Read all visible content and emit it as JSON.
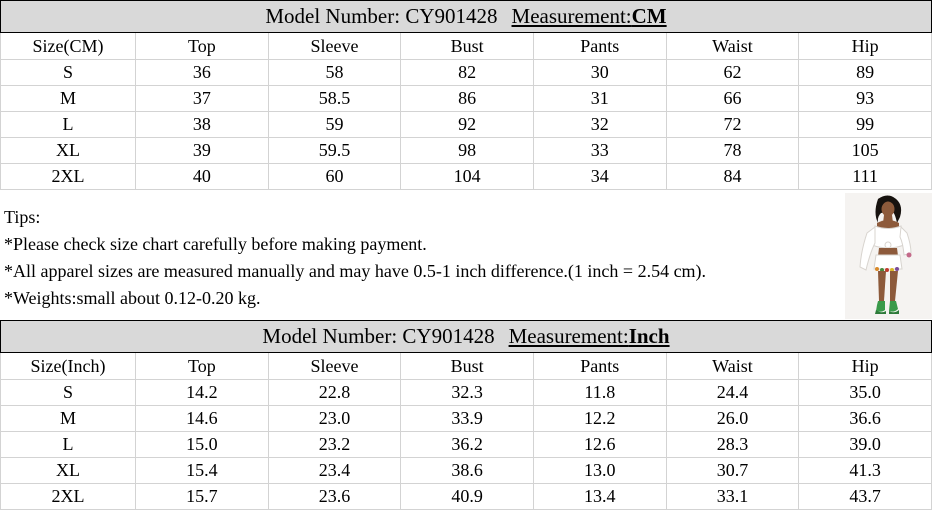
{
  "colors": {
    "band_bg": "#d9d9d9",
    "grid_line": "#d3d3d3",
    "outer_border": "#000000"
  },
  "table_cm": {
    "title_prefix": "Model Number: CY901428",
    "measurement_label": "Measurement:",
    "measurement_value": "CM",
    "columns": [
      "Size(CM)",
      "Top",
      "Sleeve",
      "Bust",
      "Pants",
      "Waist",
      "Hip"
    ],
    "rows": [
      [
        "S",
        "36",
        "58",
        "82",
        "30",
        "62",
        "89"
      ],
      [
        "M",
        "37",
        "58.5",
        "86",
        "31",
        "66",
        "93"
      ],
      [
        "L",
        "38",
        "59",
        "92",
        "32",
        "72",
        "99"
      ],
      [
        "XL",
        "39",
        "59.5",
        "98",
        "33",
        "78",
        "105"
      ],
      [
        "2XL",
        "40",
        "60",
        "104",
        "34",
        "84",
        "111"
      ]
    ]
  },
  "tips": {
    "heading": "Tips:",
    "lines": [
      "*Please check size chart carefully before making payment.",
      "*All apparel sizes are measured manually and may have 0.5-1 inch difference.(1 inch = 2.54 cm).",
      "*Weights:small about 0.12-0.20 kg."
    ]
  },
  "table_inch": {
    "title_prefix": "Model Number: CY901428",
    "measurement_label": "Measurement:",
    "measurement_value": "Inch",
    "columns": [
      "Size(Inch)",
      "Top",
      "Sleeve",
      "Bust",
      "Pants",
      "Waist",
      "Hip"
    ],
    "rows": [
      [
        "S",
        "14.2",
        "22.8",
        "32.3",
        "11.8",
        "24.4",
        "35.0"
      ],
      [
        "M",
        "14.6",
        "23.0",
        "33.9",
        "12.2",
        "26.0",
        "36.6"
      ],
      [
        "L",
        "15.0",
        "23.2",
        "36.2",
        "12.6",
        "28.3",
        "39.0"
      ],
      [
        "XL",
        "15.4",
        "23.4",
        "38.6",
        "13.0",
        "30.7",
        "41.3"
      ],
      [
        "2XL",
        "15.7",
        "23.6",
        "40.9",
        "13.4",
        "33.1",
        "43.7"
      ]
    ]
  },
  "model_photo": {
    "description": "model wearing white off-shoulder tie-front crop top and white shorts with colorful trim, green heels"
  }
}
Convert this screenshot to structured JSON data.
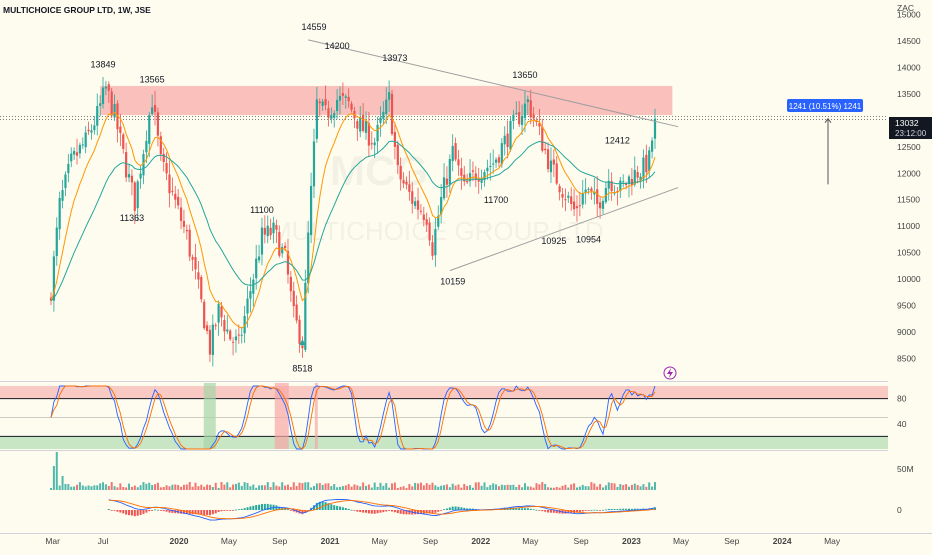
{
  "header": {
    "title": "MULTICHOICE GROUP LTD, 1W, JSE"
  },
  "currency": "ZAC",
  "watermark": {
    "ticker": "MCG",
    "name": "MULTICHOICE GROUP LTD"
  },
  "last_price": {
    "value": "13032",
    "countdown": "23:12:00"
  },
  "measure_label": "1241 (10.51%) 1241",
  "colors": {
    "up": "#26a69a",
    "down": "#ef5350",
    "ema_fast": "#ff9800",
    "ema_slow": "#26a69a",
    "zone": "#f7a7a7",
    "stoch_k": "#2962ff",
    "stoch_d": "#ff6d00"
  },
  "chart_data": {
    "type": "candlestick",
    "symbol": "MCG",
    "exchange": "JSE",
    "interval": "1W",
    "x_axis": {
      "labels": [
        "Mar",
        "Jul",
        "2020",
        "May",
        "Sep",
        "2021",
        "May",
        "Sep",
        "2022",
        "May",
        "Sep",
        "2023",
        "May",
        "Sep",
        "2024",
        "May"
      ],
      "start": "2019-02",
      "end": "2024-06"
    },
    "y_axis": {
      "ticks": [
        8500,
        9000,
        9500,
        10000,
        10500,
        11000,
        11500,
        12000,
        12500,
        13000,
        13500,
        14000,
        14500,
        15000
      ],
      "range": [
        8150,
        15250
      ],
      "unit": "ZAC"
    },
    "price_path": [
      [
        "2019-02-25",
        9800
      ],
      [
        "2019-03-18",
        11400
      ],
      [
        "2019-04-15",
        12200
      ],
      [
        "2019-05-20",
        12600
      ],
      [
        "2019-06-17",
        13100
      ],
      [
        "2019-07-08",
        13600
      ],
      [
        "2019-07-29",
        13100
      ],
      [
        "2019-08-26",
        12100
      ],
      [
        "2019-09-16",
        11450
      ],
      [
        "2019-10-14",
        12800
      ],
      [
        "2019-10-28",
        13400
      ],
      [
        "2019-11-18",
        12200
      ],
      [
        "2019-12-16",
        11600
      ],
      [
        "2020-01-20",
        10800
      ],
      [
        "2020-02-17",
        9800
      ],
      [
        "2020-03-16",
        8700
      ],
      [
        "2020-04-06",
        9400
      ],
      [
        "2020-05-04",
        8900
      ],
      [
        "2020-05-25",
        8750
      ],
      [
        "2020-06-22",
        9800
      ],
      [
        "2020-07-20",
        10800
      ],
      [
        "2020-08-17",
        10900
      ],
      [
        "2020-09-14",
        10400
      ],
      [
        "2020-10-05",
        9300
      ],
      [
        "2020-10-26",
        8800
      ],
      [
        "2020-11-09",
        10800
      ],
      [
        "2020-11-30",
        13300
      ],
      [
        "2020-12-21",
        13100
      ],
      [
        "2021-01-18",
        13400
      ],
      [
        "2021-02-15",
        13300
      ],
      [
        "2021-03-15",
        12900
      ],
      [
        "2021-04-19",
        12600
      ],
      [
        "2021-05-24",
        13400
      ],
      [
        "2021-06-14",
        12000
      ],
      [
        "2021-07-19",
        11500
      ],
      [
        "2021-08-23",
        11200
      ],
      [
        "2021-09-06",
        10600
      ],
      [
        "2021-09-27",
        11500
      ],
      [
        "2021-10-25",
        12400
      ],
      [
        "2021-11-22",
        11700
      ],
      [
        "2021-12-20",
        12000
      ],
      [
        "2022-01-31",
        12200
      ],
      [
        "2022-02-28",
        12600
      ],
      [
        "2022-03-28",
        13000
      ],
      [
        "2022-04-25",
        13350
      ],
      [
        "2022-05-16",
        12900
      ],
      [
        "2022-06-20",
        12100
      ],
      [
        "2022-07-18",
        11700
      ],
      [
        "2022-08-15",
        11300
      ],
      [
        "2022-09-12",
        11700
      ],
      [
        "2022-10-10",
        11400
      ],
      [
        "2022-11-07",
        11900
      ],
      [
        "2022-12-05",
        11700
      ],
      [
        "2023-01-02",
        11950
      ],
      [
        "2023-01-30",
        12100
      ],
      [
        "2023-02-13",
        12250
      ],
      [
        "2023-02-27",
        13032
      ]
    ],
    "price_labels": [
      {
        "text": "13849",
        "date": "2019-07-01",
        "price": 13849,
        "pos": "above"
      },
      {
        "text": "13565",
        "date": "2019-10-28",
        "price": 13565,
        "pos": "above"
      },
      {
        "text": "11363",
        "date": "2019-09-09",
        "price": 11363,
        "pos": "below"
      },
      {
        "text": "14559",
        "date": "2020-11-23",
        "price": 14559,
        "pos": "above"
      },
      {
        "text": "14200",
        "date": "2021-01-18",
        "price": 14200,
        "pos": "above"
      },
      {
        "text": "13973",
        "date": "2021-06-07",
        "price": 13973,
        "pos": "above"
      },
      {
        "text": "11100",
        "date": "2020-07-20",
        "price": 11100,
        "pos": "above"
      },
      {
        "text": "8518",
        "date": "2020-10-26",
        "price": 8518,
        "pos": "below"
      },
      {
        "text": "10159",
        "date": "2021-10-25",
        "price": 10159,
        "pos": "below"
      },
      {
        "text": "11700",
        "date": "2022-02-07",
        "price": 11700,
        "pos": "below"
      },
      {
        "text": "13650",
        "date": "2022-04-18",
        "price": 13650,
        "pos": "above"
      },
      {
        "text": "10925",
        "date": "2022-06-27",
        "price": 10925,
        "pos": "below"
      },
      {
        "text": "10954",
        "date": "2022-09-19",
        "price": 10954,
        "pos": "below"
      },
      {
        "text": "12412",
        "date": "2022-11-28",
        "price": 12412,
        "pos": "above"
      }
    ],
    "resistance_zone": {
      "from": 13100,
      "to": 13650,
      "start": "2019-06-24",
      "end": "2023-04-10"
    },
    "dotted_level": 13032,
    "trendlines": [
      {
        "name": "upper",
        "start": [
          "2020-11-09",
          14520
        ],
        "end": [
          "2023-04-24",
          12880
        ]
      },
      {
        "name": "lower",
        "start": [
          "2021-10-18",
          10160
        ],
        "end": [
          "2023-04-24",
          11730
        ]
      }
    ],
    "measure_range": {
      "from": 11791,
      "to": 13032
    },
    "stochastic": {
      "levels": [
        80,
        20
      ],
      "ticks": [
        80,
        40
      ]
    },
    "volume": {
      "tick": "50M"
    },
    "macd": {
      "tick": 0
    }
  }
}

- [WHAT YOU NEED TO DO]: Tell how many lines of the records above hold the string "start". Give no other text.

- [FINISHED EXERCISE]: 4